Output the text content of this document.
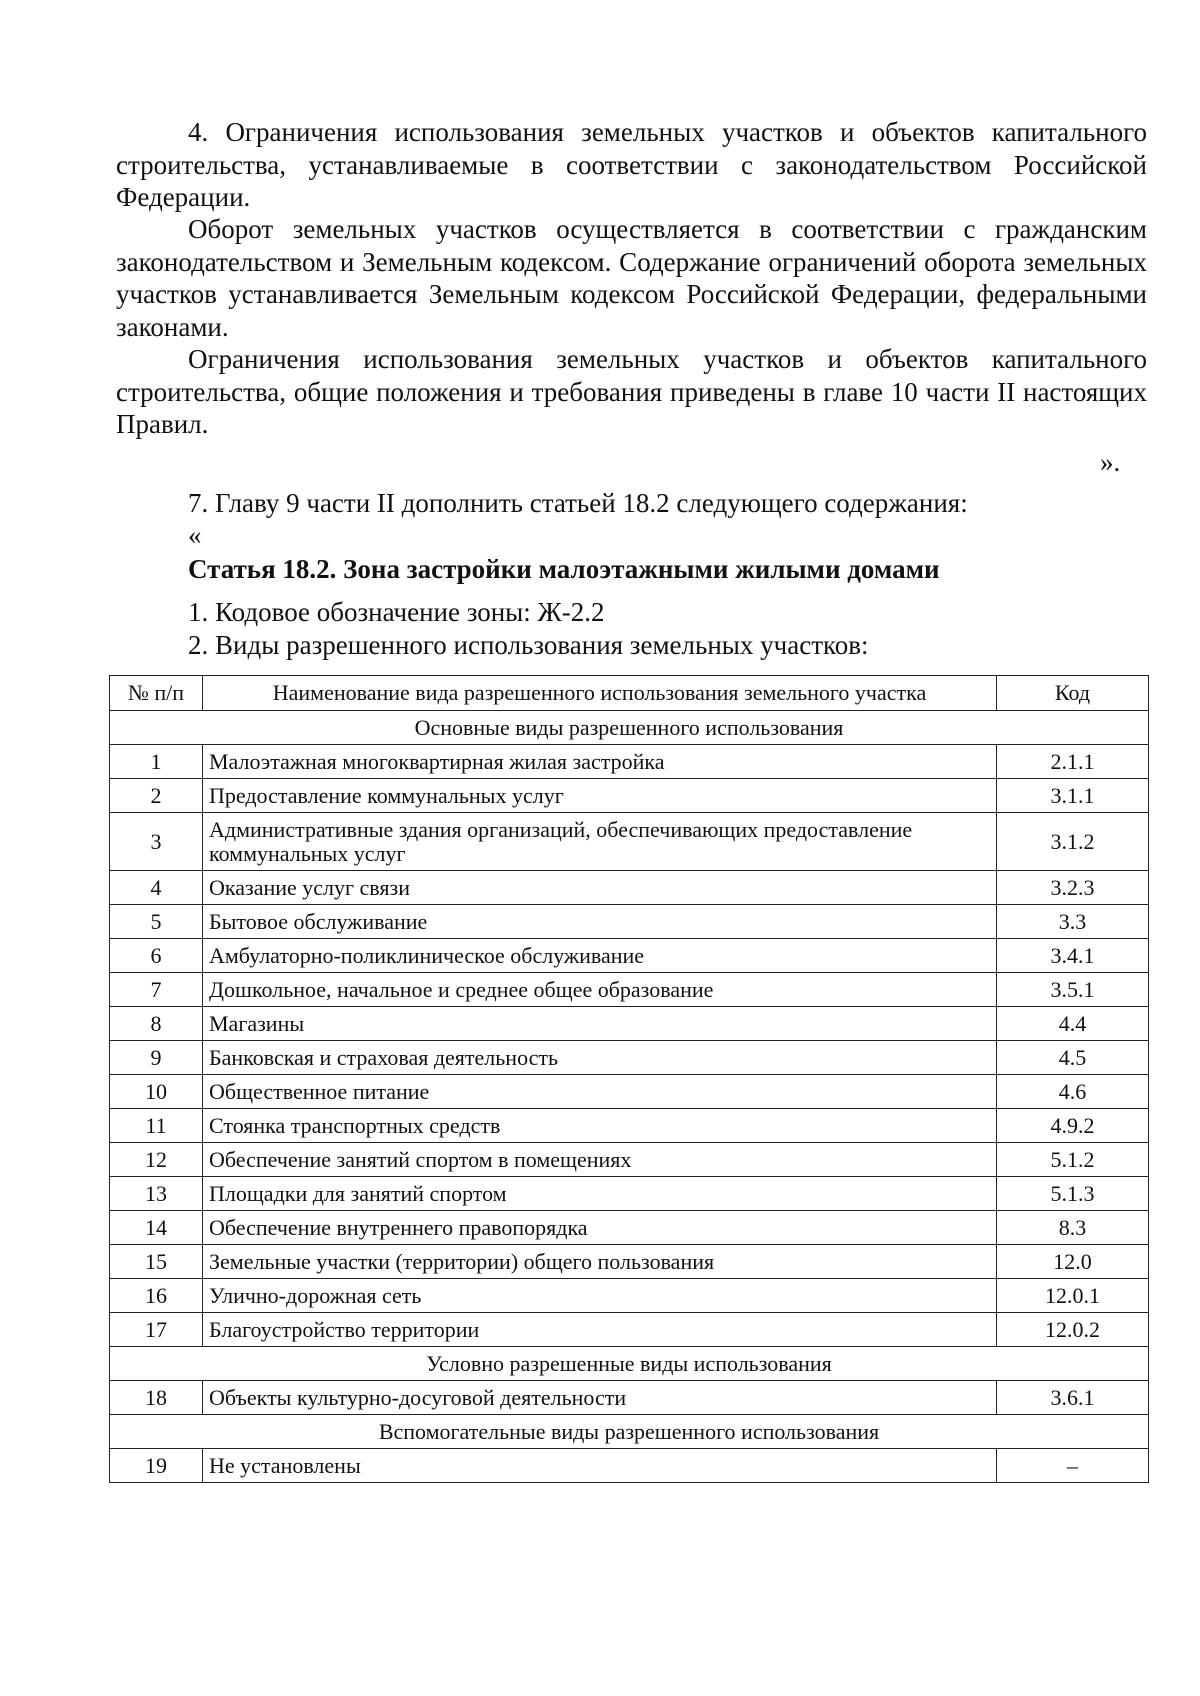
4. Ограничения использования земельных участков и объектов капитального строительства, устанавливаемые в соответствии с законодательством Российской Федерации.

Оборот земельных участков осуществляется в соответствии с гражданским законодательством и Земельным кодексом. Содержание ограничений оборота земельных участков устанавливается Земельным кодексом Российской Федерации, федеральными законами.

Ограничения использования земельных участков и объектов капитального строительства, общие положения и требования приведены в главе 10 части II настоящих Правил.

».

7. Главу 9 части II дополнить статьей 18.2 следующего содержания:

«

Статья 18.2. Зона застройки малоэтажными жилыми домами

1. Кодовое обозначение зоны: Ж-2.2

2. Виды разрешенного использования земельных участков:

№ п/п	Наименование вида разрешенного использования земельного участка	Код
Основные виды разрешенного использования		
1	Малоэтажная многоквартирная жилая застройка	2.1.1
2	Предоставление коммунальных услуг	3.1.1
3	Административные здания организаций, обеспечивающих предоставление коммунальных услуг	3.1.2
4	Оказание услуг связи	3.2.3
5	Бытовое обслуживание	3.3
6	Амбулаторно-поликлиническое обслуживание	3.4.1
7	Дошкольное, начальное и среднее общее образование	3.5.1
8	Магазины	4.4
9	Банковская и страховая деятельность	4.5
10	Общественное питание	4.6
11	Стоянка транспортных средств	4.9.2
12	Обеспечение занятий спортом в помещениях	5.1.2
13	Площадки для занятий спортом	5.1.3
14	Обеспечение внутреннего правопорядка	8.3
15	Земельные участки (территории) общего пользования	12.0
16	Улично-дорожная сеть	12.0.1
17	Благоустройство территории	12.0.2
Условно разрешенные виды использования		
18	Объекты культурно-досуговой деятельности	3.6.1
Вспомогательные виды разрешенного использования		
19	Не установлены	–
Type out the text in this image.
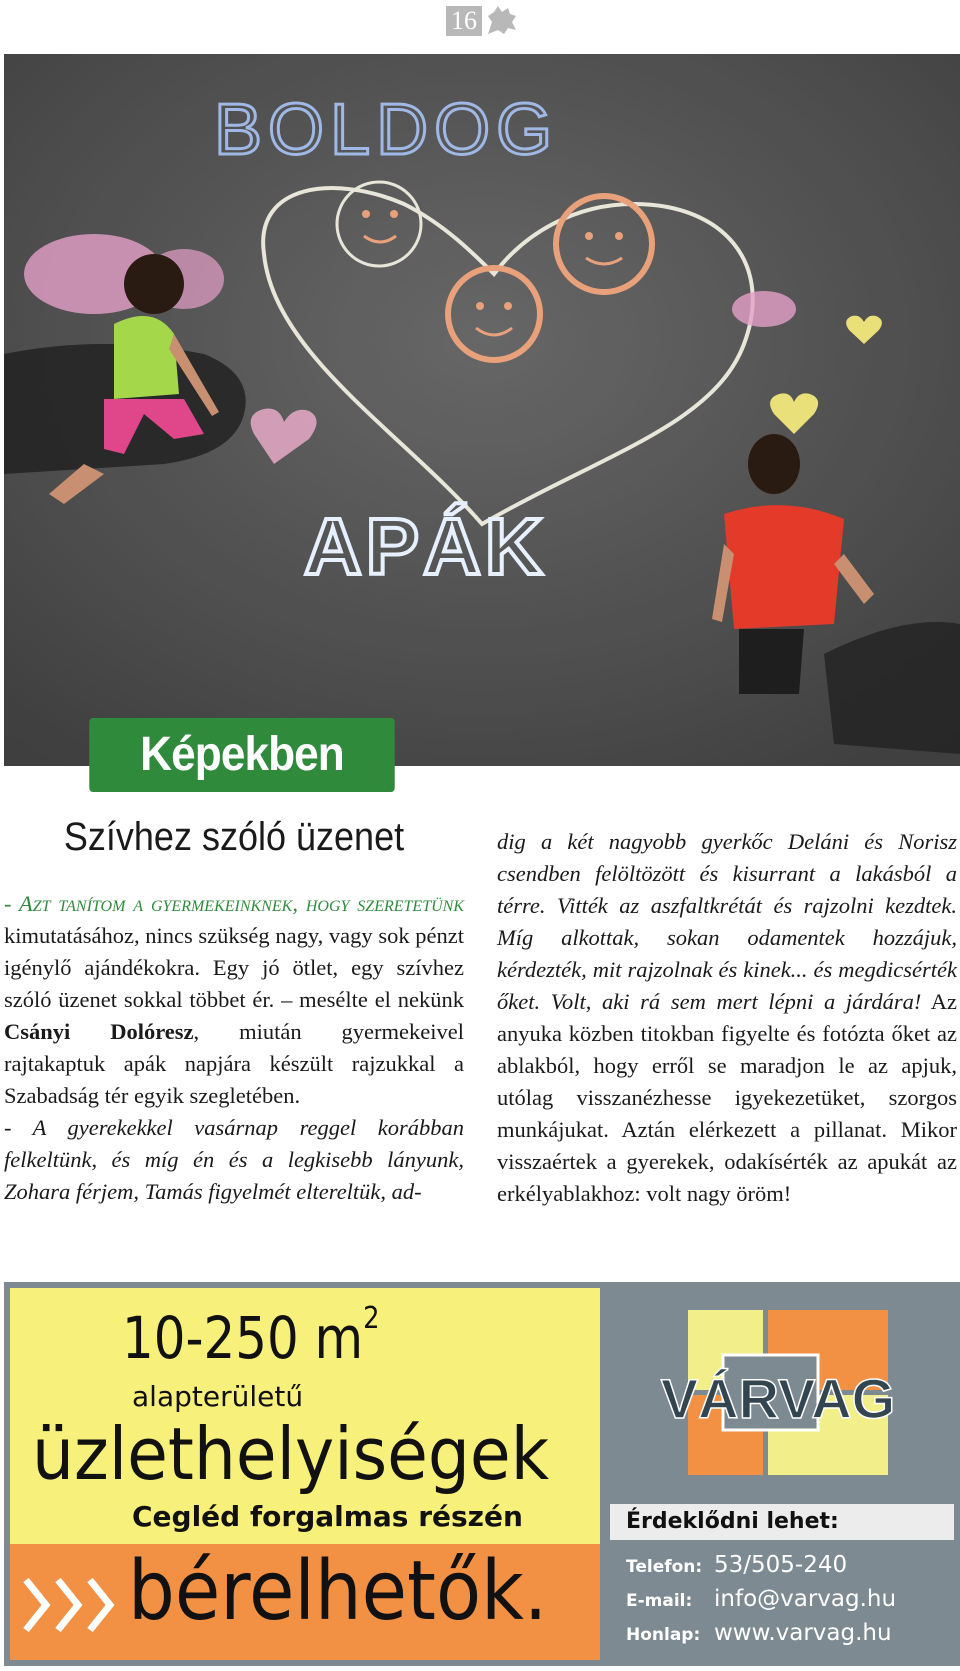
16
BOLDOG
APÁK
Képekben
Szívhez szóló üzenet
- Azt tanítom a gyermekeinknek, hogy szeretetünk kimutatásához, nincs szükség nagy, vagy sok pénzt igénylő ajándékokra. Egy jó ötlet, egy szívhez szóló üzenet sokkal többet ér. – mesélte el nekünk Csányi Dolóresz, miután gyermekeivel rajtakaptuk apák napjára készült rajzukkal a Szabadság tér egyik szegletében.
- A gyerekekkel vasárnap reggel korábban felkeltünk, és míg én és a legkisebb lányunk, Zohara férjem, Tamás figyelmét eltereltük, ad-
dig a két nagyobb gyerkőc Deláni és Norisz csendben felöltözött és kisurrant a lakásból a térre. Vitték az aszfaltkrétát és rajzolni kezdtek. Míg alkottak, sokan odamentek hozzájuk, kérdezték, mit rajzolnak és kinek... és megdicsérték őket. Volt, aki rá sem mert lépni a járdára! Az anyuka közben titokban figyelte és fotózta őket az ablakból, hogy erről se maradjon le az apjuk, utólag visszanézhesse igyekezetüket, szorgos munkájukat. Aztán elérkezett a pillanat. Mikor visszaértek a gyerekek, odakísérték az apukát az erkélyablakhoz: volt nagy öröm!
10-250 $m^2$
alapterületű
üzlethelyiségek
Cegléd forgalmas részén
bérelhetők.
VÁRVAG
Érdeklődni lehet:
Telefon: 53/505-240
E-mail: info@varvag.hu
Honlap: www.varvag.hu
########################################
■ **GIVEN TASK**:
Quote the material in full and exactly; do not carry over its pictures.

■ **OUTPUT OF THE EXERCISE**:
Output the text content of this document.
4. Ограничения использования земельных участков и объектов капитального строительства, устанавливаемые в соответствии с законодательством Российской Федерации.

Оборот земельных участков осуществляется в соответствии с гражданским законодательством и Земельным кодексом. Содержание ограничений оборота земельных участков устанавливается Земельным кодексом Российской Федерации, федеральными законами.

Ограничения использования земельных участков и объектов капитального строительства, общие положения и требования приведены в главе 10 части II настоящих Правил.

».

7. Главу 9 части II дополнить статьей 18.2 следующего содержания:

«

Статья 18.2. Зона застройки малоэтажными жилыми домами

1. Кодовое обозначение зоны: Ж-2.2

2. Виды разрешенного использования земельных участков:

№ п/п	Наименование вида разрешенного использования земельного участка	Код
Основные виды разрешенного использования		
1	Малоэтажная многоквартирная жилая застройка	2.1.1
2	Предоставление коммунальных услуг	3.1.1
3	Административные здания организаций, обеспечивающих предоставление коммунальных услуг	3.1.2
4	Оказание услуг связи	3.2.3
5	Бытовое обслуживание	3.3
6	Амбулаторно-поликлиническое обслуживание	3.4.1
7	Дошкольное, начальное и среднее общее образование	3.5.1
8	Магазины	4.4
9	Банковская и страховая деятельность	4.5
10	Общественное питание	4.6
11	Стоянка транспортных средств	4.9.2
12	Обеспечение занятий спортом в помещениях	5.1.2
13	Площадки для занятий спортом	5.1.3
14	Обеспечение внутреннего правопорядка	8.3
15	Земельные участки (территории) общего пользования	12.0
16	Улично-дорожная сеть	12.0.1
17	Благоустройство территории	12.0.2
Условно разрешенные виды использования		
18	Объекты культурно-досуговой деятельности	3.6.1
Вспомогательные виды разрешенного использования		
19	Не установлены	–
Type out the text in this image.
16
BOLDOG
APÁK
Képekben
Szívhez szóló üzenet
- Azt tanítom a gyermekeinknek, hogy szeretetünk kimutatásához, nincs szükség nagy, vagy sok pénzt igénylő ajándékokra. Egy jó ötlet, egy szívhez szóló üzenet sokkal többet ér. – mesélte el nekünk Csányi Dolóresz, miután gyermekeivel rajtakaptuk apák napjára készült rajzukkal a Szabadság tér egyik szegletében.
- A gyerekekkel vasárnap reggel korábban felkeltünk, és míg én és a legkisebb lányunk, Zohara férjem, Tamás figyelmét eltereltük, ad-
dig a két nagyobb gyerkőc Deláni és Norisz csendben felöltözött és kisurrant a lakásból a térre. Vitték az aszfaltkrétát és rajzolni kezdtek. Míg alkottak, sokan odamentek hozzájuk, kérdezték, mit rajzolnak és kinek... és megdicsérték őket. Volt, aki rá sem mert lépni a járdára! Az anyuka közben titokban figyelte és fotózta őket az ablakból, hogy erről se maradjon le az apjuk, utólag visszanézhesse igyekezetüket, szorgos munkájukat. Aztán elérkezett a pillanat. Mikor visszaértek a gyerekek, odakísérték az apukát az erkélyablakhoz: volt nagy öröm!
10-250 $m^2$
alapterületű
üzlethelyiségek
Cegléd forgalmas részén
bérelhetők.
VÁRVAG
Érdeklődni lehet:
Telefon: 53/505-240
E-mail: info@varvag.hu
Honlap: www.varvag.hu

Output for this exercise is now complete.